_WRITTEN PROBLEM_: Reproduce all lines of the listing below in which the word "电力规划和投资" occurs.

..............................

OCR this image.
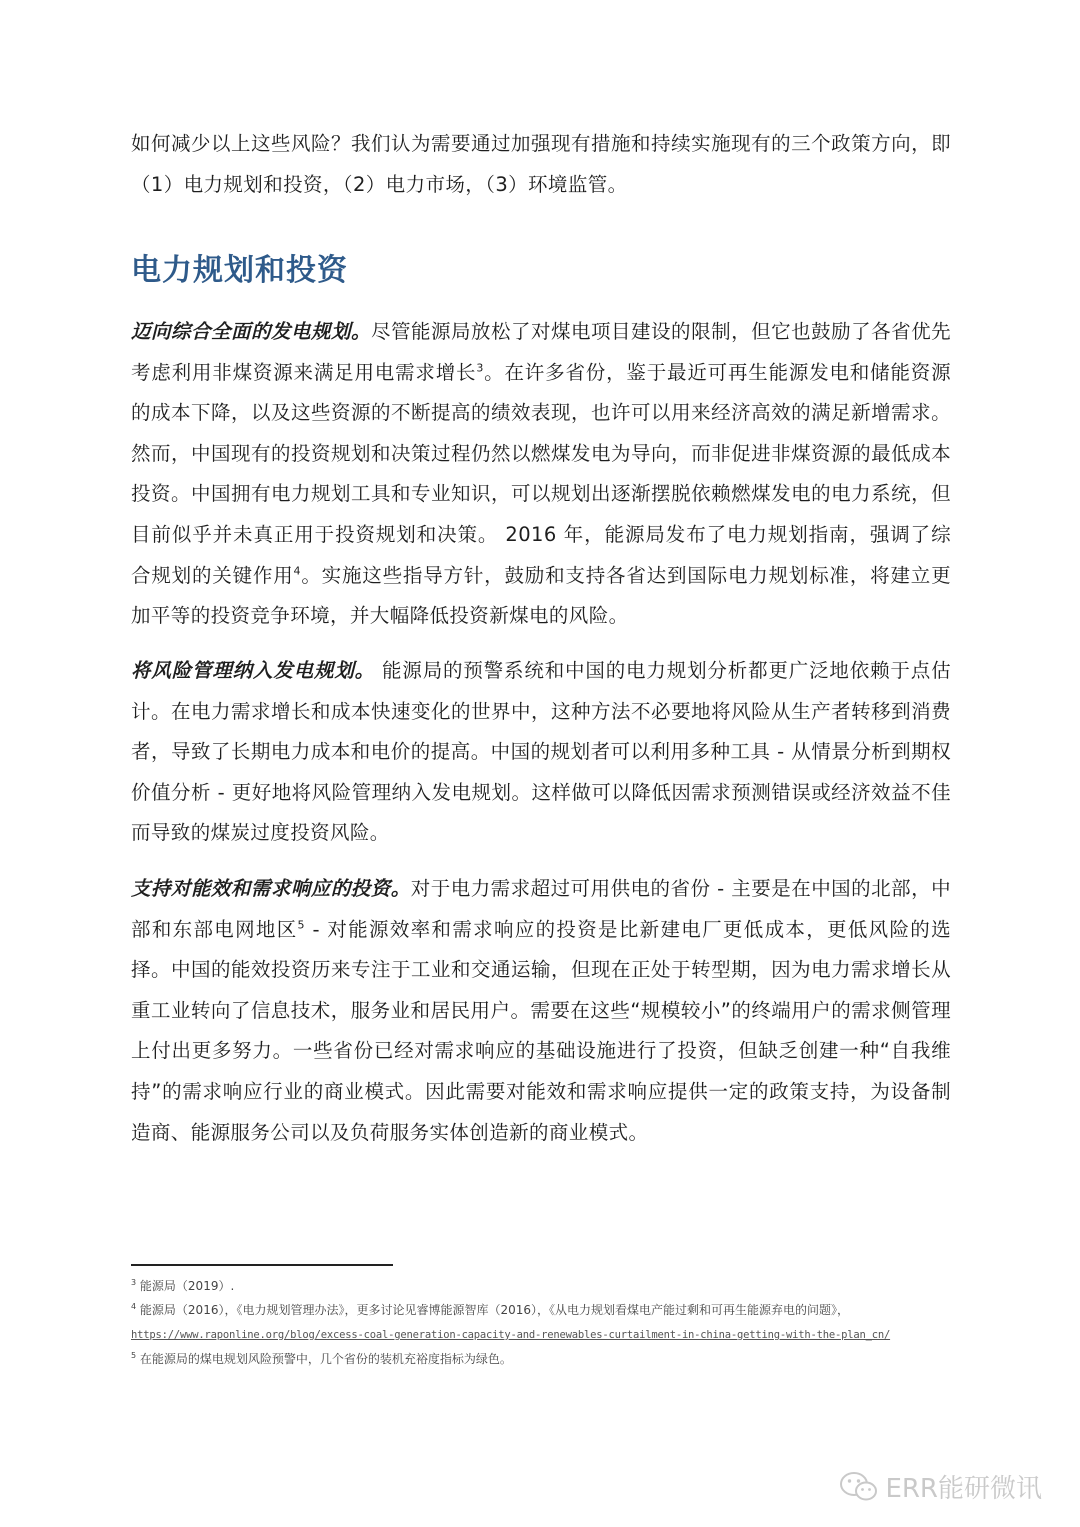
如何减少以上这些风险？我们认为需要通过加强现有措施和持续实施现有的三个政策方向，即（1）电力规划和投资，（2）电力市场，（3）环境监管。

电力规划和投资

迈向综合全面的发电规划。尽管能源局放松了对煤电项目建设的限制，但它也鼓励了各省优先考虑利用非煤资源来满足用电需求增长$^3$。在许多省份，鉴于最近可再生能源发电和储能资源的成本下降，以及这些资源的不断提高的绩效表现，也许可以用来经济高效的满足新增需求。然而，中国现有的投资规划和决策过程仍然以燃煤发电为导向，而非促进非煤资源的最低成本投资。中国拥有电力规划工具和专业知识，可以规划出逐渐摆脱依赖燃煤发电的电力系统，但目前似乎并未真正用于投资规划和决策。 2016 年，能源局发布了电力规划指南，强调了综合规划的关键作用$^4$。实施这些指导方针，鼓励和支持各省达到国际电力规划标准，将建立更加平等的投资竞争环境，并大幅降低投资新煤电的风险。

将风险管理纳入发电规划。 能源局的预警系统和中国的电力规划分析都更广泛地依赖于点估计。在电力需求增长和成本快速变化的世界中，这种方法不必要地将风险从生产者转移到消费者，导致了长期电力成本和电价的提高。中国的规划者可以利用多种工具 - 从情景分析到期权价值分析 - 更好地将风险管理纳入发电规划。这样做可以降低因需求预测错误或经济效益不佳而导致的煤炭过度投资风险。

支持对能效和需求响应的投资。对于电力需求超过可用供电的省份 - 主要是在中国的北部，中部和东部电网地区$^5$ - 对能源效率和需求响应的投资是比新建电厂更低成本，更低风险的选择。中国的能效投资历来专注于工业和交通运输，但现在正处于转型期，因为电力需求增长从重工业转向了信息技术，服务业和居民用户。需要在这些“规模较小”的终端用户的需求侧管理上付出更多努力。一些省份已经对需求响应的基础设施进行了投资，但缺乏创建一种“自我维持”的需求响应行业的商业模式。因此需要对能效和需求响应提供一定的政策支持，为设备制造商、能源服务公司以及负荷服务实体创造新的商业模式。

$^3$ 能源局（2019）.

$^4$ 能源局（2016），《电力规划管理办法》，更多讨论见睿博能源智库（2016），《从电力规划看煤电产能过剩和可再生能源弃电的问题》，

https://www.raponline.org/blog/excess-coal-generation-capacity-and-renewables-curtailment-in-china-getting-with-the-plan_cn/

$^5$ 在能源局的煤电规划风险预警中，几个省份的装机充裕度指标为绿色。

ERR能研微讯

..............................

_TASK OUTPUT_:
如何减少以上这些风险？我们认为需要通过加强现有措施和持续实施现有的三个政策方向，即（1）电力规划和投资，（2）电力市场，（3）环境监管。
电力规划和投资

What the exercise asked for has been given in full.